--- BEGIN DATA RECORDS ---

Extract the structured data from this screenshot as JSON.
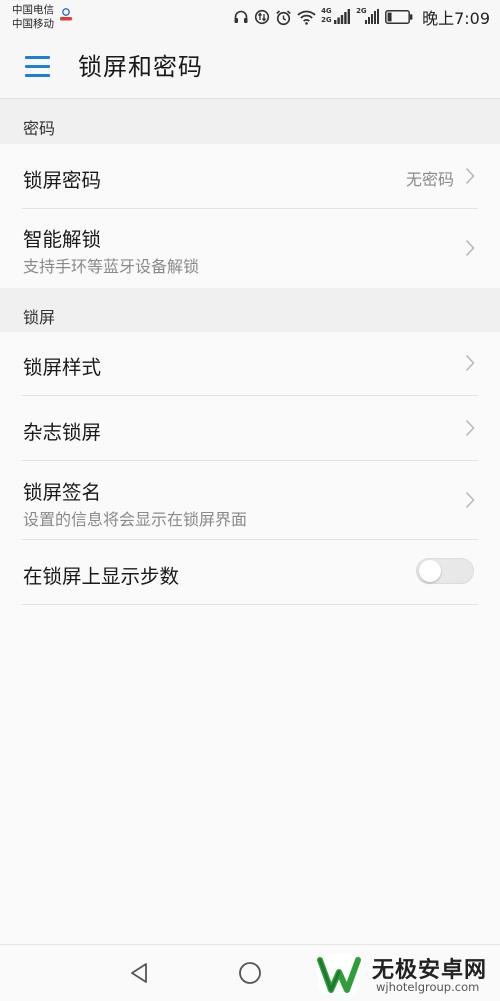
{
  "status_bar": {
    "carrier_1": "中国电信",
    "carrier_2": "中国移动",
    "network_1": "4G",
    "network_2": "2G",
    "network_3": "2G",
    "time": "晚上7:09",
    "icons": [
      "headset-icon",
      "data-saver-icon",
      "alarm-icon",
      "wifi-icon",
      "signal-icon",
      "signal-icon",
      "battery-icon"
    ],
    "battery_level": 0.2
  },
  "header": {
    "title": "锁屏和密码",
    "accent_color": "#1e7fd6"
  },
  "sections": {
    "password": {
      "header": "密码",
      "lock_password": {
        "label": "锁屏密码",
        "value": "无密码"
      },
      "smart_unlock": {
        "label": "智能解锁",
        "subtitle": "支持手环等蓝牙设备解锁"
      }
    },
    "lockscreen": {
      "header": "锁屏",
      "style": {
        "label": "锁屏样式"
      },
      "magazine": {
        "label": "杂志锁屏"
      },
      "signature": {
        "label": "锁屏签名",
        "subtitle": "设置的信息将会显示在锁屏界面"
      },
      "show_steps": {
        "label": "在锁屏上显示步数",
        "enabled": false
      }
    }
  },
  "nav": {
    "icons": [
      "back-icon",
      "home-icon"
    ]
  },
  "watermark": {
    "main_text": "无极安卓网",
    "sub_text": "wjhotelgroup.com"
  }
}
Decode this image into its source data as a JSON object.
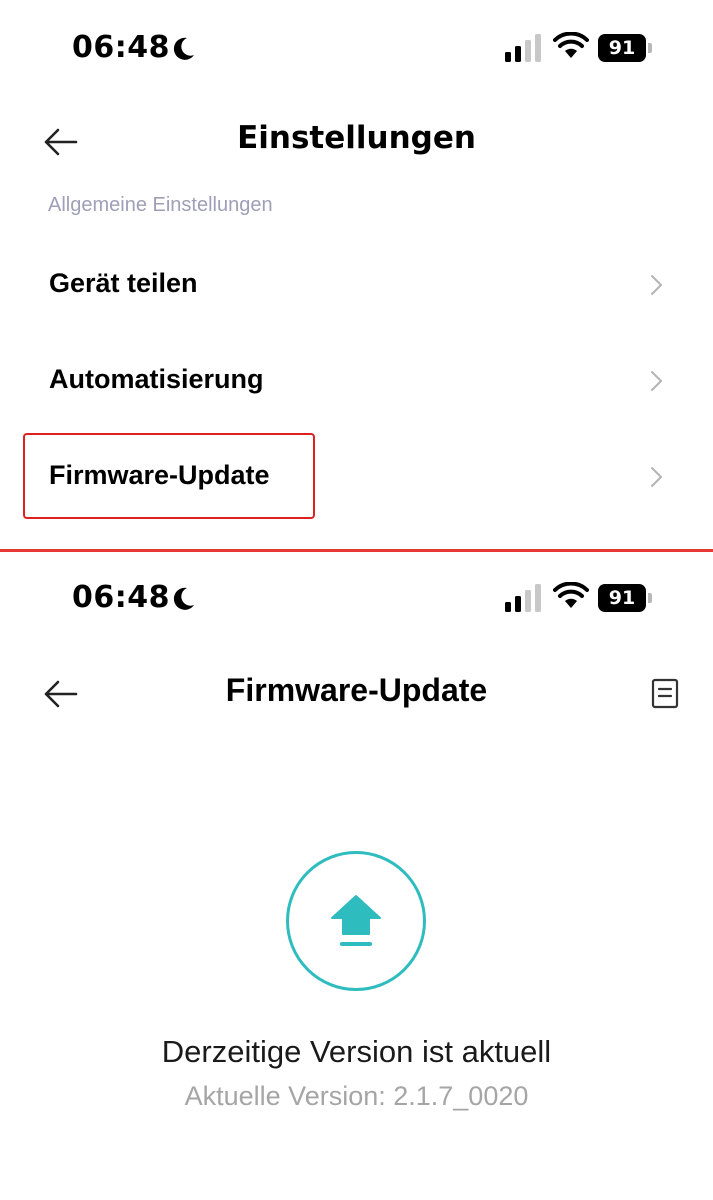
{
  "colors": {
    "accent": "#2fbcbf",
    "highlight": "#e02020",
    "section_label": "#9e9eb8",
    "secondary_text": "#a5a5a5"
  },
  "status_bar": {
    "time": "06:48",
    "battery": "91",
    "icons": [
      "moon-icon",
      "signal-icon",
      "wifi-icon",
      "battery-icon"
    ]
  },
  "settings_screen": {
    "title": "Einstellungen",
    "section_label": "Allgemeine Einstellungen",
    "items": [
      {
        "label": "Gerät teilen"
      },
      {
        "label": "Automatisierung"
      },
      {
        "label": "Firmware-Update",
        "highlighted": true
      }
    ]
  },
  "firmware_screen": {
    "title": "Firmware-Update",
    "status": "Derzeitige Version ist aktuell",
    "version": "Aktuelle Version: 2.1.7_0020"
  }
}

--- END DATA RECORDS ---

| DESCRIPTION OF THE TASK |
Find each line with the string "subtitle" and copy it out.

| FINISHED ANSWER |
        "subtitle": "支持手环等蓝牙设备解锁"
        "subtitle": "设置的信息将会显示在锁屏界面"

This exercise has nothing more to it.